%%

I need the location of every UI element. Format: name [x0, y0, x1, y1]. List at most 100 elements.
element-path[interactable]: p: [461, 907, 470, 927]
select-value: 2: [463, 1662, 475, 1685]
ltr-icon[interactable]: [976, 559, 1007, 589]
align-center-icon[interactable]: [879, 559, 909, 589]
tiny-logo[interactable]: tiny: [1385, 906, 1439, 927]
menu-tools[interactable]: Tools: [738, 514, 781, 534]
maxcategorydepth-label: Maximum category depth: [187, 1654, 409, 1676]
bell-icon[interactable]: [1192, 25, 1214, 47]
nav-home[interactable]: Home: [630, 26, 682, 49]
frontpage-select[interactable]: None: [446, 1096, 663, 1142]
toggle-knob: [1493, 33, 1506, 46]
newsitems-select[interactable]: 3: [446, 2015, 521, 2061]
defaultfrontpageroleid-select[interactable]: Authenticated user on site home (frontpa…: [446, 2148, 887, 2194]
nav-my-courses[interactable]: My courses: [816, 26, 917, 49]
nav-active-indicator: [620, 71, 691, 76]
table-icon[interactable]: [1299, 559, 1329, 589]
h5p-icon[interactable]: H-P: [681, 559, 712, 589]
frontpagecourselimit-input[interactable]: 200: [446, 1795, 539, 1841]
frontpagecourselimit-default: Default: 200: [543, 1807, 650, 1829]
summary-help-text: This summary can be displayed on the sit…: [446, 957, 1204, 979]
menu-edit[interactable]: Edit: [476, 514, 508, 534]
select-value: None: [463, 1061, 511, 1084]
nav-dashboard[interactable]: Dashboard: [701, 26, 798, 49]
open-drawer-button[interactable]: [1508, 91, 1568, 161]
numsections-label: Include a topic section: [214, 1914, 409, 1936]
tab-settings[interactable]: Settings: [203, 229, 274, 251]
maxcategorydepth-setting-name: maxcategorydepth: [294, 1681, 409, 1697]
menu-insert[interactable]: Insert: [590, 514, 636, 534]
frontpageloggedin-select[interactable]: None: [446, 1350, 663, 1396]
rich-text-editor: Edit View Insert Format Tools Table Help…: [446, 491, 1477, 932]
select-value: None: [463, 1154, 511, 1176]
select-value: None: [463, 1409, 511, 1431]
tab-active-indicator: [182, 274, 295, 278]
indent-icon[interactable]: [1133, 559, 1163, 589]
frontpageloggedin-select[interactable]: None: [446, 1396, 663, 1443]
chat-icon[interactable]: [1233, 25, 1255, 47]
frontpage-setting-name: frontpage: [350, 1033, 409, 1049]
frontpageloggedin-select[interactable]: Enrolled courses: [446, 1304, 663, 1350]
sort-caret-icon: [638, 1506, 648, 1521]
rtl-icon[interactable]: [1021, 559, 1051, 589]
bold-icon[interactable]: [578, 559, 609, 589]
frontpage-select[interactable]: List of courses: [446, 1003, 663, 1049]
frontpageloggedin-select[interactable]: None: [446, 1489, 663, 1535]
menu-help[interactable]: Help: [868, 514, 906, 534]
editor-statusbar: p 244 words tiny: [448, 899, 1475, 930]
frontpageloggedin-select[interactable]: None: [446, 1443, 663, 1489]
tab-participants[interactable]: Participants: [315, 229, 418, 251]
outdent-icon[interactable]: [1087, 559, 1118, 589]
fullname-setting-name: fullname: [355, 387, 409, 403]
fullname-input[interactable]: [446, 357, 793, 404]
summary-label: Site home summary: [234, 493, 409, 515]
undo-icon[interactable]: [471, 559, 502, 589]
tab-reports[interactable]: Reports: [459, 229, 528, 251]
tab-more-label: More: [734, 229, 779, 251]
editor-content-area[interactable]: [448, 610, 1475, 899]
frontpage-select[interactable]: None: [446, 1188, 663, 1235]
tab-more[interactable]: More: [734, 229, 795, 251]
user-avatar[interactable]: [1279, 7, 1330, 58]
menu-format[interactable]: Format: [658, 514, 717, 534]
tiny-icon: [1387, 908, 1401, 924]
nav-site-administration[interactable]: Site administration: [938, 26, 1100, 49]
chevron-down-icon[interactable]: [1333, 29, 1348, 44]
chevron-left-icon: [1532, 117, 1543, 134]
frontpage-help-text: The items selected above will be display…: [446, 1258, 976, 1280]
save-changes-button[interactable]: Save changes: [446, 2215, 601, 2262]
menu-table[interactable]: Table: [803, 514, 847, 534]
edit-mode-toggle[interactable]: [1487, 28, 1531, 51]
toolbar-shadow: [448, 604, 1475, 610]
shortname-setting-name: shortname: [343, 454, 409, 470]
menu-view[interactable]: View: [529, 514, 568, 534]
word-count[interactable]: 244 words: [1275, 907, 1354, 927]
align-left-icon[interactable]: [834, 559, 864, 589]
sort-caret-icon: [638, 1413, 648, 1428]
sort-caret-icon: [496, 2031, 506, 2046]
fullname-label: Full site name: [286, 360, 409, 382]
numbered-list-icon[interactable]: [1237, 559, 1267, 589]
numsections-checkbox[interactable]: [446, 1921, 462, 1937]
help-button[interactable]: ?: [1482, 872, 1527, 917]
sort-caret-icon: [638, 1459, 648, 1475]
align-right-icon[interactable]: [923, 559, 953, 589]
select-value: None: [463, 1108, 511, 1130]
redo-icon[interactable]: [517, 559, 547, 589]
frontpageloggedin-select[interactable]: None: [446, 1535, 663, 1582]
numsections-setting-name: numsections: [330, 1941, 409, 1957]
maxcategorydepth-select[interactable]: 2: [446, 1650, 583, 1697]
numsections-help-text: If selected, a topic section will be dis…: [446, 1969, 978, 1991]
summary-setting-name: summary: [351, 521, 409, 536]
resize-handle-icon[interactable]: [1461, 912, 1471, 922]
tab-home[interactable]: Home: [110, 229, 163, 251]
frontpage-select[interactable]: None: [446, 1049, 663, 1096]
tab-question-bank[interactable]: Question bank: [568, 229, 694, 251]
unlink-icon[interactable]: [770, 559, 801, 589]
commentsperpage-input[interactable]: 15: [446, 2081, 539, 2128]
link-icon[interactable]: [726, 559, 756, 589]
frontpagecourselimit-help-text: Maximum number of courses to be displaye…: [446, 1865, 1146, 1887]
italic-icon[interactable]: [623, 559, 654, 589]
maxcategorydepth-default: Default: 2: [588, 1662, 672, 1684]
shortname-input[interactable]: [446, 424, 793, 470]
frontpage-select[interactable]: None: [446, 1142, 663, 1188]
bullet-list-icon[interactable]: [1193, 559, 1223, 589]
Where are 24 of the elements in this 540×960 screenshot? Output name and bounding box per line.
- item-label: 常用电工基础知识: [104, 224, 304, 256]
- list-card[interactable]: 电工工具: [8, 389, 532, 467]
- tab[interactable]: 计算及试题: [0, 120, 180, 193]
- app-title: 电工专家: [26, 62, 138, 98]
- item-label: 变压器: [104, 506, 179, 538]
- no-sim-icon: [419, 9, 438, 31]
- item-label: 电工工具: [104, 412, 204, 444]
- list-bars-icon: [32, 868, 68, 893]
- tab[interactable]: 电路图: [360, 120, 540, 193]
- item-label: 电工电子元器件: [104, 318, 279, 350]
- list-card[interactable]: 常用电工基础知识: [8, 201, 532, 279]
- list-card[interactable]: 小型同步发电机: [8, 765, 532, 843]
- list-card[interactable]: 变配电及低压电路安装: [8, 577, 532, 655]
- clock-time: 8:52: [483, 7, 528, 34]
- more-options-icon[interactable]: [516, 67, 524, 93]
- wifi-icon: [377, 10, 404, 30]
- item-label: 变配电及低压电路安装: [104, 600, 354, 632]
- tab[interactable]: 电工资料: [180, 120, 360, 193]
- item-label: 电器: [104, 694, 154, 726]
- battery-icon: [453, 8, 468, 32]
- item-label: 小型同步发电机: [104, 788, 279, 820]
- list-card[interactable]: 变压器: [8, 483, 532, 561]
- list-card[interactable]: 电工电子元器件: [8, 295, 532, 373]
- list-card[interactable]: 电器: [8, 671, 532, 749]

%%

Short task -> Express the records, from the first line through the line containing "bell-icon[interactable]: [1192, 25, 1214, 47]", as a JSON list of strings with one string per line and blank lines omitted.

Task output ->
[
  "I need the location of every UI element. Format: name [x0, y0, x1, y1]. List at most 100 elements.",
  "element-path[interactable]: p: [461, 907, 470, 927]",
  "select-value: 2: [463, 1662, 475, 1685]",
  "ltr-icon[interactable]: [976, 559, 1007, 589]",
  "align-center-icon[interactable]: [879, 559, 909, 589]",
  "tiny-logo[interactable]: tiny: [1385, 906, 1439, 927]",
  "menu-tools[interactable]: Tools: [738, 514, 781, 534]",
  "maxcategorydepth-label: Maximum category depth: [187, 1654, 409, 1676]",
  "bell-icon[interactable]: [1192, 25, 1214, 47]"
]